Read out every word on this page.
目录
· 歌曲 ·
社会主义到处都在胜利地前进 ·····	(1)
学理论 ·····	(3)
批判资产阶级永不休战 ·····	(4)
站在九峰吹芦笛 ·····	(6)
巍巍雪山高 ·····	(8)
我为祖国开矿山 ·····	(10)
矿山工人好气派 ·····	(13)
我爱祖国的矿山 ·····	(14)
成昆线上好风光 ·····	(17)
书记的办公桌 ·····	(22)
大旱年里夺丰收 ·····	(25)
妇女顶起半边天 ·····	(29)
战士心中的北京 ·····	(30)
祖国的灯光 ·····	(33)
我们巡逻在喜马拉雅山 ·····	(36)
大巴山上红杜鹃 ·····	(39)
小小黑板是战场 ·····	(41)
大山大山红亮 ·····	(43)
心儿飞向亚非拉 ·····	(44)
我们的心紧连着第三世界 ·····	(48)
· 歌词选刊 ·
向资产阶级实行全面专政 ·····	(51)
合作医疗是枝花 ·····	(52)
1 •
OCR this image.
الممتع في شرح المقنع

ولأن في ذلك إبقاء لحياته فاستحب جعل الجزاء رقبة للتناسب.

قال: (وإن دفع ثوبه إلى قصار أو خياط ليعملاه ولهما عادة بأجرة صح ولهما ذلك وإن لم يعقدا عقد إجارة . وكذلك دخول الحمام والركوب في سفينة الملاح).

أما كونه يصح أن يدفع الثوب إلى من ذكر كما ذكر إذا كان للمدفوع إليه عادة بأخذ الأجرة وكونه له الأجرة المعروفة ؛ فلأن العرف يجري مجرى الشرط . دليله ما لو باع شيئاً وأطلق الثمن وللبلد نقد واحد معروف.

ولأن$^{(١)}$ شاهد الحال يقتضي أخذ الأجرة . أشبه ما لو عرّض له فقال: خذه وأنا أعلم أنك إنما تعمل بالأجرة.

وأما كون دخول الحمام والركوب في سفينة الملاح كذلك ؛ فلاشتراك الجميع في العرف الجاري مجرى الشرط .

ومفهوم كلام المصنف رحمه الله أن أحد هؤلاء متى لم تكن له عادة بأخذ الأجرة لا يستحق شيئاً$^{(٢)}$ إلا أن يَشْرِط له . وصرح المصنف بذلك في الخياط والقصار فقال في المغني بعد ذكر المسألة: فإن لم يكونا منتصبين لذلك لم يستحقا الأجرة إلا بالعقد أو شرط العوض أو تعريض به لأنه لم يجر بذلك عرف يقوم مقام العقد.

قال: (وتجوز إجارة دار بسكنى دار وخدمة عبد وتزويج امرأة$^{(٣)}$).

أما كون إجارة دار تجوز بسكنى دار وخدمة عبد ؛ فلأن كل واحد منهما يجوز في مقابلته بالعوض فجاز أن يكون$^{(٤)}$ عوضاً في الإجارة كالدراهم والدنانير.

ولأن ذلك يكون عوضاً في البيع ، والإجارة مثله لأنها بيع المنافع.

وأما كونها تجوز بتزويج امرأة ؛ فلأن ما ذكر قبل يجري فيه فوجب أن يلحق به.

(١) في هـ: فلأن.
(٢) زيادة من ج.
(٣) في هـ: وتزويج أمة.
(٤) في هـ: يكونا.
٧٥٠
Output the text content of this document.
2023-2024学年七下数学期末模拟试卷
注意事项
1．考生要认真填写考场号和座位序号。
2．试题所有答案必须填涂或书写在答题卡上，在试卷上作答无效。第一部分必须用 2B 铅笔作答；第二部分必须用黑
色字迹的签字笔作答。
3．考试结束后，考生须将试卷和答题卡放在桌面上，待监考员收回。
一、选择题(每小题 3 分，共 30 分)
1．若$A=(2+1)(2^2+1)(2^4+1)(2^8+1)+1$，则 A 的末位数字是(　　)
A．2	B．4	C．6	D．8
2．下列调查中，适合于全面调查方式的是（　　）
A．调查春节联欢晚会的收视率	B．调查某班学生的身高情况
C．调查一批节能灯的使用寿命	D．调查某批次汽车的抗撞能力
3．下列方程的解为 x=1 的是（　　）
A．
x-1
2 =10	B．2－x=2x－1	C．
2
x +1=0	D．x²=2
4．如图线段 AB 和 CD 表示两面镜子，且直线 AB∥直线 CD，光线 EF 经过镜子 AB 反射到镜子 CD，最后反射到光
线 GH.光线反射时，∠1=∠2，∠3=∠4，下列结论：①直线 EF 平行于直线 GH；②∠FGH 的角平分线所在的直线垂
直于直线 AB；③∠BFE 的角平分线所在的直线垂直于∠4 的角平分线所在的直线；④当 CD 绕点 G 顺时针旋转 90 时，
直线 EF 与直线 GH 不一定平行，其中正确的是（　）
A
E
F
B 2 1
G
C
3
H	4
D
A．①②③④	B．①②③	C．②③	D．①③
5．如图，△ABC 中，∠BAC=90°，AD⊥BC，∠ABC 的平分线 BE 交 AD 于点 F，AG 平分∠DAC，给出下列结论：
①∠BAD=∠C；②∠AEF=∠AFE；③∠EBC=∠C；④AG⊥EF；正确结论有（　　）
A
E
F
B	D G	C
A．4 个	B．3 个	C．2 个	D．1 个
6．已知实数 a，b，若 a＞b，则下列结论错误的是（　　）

Problem to work on:
Scan the data above and copy every line with "مجرى" in it.

The result:
أما كونه يصح أن يدفع الثوب إلى من ذكر كما ذكر إذا كان للمدفوع إليه عادة بأخذ الأجرة وكونه له الأجرة المعروفة ؛ فلأن العرف يجري مجرى الشرط . دليله ما لو باع شيئاً وأطلق الثمن وللبلد نقد واحد معروف.
وأما كون دخول الحمام والركوب في سفينة الملاح كذلك ؛ فلاشتراك الجميع في العرف الجاري مجرى الشرط .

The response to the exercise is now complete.